Stated goal: Rewrite the material from its start through the line containing "117, 80, 134]", replacing "nut" with "locknut" and leaving everything else unchanged.

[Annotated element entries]
>> Start

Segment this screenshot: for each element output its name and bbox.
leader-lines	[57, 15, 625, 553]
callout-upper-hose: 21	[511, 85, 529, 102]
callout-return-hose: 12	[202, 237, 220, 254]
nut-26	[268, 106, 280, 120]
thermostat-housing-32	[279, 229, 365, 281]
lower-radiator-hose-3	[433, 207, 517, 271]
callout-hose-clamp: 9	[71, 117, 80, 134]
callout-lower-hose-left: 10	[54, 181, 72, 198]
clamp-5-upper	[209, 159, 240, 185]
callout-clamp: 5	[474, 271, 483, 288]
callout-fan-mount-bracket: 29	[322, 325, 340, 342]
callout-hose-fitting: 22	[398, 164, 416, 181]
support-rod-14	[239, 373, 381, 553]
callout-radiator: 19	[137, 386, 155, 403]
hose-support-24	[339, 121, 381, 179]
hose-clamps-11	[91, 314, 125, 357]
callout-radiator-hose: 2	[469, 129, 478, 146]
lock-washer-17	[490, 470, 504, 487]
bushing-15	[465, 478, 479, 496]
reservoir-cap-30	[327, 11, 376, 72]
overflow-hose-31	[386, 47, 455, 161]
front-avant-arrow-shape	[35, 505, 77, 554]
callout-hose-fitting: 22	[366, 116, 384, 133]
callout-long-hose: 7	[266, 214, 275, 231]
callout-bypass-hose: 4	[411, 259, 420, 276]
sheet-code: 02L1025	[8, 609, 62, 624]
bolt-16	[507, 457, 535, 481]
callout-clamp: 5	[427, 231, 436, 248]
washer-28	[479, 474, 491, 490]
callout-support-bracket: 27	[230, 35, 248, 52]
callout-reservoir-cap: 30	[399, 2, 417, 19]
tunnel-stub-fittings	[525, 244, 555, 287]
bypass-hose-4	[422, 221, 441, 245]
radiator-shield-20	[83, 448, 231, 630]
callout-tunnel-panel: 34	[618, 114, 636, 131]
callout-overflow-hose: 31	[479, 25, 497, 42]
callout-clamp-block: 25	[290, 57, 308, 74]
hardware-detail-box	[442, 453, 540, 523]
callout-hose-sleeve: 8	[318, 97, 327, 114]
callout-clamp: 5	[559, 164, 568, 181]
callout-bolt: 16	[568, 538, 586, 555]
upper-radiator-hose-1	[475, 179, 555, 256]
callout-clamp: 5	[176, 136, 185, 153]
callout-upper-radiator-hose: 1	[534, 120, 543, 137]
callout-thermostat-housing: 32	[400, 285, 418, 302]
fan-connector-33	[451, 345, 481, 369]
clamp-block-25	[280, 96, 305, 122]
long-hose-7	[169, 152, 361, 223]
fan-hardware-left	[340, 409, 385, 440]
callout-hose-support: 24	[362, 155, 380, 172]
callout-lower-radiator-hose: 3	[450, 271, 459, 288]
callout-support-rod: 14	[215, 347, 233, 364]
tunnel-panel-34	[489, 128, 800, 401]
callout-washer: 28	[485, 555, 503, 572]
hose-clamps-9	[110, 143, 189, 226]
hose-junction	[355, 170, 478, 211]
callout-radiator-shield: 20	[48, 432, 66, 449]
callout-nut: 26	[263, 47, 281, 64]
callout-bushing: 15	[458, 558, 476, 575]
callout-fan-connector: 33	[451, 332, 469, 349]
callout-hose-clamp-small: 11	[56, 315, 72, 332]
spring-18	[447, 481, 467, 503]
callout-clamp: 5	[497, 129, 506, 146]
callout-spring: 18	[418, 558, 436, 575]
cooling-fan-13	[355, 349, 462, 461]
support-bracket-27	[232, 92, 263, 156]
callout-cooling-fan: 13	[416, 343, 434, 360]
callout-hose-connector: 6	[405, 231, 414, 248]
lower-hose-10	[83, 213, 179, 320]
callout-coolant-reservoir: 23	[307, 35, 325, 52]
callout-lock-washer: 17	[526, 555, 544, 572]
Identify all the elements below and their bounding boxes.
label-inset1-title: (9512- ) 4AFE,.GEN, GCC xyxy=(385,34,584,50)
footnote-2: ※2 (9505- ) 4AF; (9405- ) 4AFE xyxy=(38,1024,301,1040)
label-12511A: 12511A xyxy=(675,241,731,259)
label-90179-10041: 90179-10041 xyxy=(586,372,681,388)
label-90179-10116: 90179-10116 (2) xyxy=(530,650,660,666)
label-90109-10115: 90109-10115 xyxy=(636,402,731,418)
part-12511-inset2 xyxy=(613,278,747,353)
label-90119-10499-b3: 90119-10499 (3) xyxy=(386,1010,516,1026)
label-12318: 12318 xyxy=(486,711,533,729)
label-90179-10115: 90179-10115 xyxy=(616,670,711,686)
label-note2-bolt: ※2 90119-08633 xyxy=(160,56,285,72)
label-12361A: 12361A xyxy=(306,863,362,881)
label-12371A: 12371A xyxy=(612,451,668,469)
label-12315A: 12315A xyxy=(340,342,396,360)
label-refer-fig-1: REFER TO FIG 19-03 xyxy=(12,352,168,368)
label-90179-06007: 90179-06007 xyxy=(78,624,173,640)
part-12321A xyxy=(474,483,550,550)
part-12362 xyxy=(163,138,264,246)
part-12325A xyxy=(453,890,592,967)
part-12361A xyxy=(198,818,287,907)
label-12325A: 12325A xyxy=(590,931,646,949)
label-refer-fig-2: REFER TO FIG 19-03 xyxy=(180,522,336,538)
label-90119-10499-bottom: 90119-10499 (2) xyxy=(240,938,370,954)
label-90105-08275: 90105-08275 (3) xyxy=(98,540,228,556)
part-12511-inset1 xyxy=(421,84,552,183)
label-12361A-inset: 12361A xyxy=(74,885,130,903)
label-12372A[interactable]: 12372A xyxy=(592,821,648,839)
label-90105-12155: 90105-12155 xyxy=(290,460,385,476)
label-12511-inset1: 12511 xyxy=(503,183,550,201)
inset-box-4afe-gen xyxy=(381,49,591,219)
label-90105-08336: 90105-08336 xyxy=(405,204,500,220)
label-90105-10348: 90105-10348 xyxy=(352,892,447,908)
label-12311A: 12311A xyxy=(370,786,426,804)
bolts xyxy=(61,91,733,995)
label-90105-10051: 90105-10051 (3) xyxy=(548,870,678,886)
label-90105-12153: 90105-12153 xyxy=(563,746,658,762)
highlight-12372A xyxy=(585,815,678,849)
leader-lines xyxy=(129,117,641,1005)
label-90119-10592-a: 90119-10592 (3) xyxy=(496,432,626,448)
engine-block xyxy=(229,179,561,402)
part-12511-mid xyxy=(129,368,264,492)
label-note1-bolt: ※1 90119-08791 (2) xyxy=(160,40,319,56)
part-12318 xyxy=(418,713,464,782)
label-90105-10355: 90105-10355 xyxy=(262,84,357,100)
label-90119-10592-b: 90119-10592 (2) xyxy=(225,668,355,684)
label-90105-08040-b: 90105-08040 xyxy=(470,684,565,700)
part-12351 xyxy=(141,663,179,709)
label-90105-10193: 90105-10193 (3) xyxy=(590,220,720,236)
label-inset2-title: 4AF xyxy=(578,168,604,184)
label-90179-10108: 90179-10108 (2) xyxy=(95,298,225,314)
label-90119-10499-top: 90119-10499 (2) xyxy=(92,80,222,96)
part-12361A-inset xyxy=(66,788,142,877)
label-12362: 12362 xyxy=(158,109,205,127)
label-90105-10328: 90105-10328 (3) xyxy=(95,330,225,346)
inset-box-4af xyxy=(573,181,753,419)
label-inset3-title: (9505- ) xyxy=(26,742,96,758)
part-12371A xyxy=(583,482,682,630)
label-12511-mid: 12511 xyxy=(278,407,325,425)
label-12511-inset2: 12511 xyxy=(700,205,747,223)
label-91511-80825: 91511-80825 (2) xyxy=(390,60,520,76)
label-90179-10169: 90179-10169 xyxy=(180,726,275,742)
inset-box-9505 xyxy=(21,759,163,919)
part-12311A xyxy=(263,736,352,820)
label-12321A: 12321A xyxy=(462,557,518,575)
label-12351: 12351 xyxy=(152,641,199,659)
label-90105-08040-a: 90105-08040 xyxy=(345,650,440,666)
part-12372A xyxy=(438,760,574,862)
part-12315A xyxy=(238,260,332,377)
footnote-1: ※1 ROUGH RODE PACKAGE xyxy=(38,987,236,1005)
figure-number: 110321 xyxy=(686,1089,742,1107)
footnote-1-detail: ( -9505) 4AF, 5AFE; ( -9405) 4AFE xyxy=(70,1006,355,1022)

>> End

Solution:
Segment this screenshot: for each element output its name and bbox.
leader-lines	[57, 15, 625, 553]
callout-upper-hose: 21	[511, 85, 529, 102]
callout-return-hose: 12	[202, 237, 220, 254]
locknut-26	[268, 106, 280, 120]
thermostat-housing-32	[279, 229, 365, 281]
lower-radiator-hose-3	[433, 207, 517, 271]
callout-hose-clamp: 9	[71, 117, 80, 134]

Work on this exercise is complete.